Exercise aim:
Repeat exactly the lines from the one containing "Extract all readable text from this page." through the last line of the records below, both included, and nothing else.

Data extract:
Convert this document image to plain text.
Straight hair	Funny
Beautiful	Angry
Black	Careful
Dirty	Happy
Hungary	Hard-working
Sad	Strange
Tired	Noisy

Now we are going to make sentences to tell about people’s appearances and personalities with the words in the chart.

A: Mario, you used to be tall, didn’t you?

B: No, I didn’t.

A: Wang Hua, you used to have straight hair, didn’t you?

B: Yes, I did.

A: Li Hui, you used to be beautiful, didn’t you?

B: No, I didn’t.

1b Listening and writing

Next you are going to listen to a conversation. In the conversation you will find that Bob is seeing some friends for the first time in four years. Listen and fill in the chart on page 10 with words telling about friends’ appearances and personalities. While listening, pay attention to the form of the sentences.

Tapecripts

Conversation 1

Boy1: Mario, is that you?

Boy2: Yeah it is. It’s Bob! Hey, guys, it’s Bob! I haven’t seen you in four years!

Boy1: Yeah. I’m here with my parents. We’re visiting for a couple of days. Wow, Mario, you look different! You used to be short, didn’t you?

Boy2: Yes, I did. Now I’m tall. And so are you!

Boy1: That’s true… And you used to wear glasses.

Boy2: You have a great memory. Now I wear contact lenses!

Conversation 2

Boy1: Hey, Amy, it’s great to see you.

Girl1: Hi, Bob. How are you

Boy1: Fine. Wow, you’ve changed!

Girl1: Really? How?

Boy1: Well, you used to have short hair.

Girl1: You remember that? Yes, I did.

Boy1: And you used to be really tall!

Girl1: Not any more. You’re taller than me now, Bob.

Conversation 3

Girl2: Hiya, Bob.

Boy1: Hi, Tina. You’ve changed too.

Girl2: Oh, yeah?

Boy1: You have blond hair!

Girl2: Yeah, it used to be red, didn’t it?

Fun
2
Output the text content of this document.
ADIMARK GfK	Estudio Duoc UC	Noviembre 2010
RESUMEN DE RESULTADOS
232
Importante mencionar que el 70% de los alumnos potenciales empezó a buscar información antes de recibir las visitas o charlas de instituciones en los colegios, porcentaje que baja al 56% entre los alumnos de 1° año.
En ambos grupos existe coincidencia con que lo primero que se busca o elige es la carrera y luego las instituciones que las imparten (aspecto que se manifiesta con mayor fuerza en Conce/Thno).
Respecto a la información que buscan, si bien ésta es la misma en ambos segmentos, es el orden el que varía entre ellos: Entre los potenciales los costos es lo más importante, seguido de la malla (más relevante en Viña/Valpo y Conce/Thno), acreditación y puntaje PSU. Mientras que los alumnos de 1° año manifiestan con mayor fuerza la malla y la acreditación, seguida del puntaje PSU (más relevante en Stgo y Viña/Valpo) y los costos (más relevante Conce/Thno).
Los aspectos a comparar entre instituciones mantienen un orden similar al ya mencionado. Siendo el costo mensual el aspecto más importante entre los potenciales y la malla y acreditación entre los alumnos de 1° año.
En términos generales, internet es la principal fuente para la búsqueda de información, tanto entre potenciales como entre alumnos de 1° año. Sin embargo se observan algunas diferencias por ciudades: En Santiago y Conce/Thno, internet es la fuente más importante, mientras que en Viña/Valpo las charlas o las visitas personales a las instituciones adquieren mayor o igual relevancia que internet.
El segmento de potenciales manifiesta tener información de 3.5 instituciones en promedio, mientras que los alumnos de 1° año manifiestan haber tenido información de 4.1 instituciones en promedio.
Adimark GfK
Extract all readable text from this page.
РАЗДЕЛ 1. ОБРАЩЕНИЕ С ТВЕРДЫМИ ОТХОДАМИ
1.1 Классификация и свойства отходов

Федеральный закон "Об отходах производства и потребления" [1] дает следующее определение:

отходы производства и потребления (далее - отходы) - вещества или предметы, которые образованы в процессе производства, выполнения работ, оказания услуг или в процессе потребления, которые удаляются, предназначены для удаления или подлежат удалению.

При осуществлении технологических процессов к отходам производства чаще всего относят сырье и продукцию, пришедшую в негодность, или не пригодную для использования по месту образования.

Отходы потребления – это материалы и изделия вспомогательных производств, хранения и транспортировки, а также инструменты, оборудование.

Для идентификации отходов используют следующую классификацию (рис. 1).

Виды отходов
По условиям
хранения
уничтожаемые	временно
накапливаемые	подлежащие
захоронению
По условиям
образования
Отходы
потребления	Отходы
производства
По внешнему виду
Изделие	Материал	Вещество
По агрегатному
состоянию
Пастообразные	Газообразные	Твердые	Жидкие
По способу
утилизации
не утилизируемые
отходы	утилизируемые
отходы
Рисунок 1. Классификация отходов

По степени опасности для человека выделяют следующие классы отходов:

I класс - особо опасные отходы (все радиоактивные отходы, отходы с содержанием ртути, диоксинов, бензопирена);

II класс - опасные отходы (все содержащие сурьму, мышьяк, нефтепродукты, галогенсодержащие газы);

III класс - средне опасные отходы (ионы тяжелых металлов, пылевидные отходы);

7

Exercise response:
Extract all readable text from this page.
РАЗДЕЛ 1. ОБРАЩЕНИЕ С ТВЕРДЫМИ ОТХОДАМИ
1.1 Классификация и свойства отходов

Федеральный закон "Об отходах производства и потребления" [1] дает следующее определение:

отходы производства и потребления (далее - отходы) - вещества или предметы, которые образованы в процессе производства, выполнения работ, оказания услуг или в процессе потребления, которые удаляются, предназначены для удаления или подлежат удалению.

При осуществлении технологических процессов к отходам производства чаще всего относят сырье и продукцию, пришедшую в негодность, или не пригодную для использования по месту образования.

Отходы потребления – это материалы и изделия вспомогательных производств, хранения и транспортировки, а также инструменты, оборудование.

Для идентификации отходов используют следующую классификацию (рис. 1).

Виды отходов
По условиям
хранения
уничтожаемые	временно
накапливаемые	подлежащие
захоронению
По условиям
образования
Отходы
потребления	Отходы
производства
По внешнему виду
Изделие	Материал	Вещество
По агрегатному
состоянию
Пастообразные	Газообразные	Твердые	Жидкие
По способу
утилизации
не утилизируемые
отходы	утилизируемые
отходы
Рисунок 1. Классификация отходов

По степени опасности для человека выделяют следующие классы отходов:

I класс - особо опасные отходы (все радиоактивные отходы, отходы с содержанием ртути, диоксинов, бензопирена);

II класс - опасные отходы (все содержащие сурьму, мышьяк, нефтепродукты, галогенсодержащие газы);

III класс - средне опасные отходы (ионы тяжелых металлов, пылевидные отходы);

7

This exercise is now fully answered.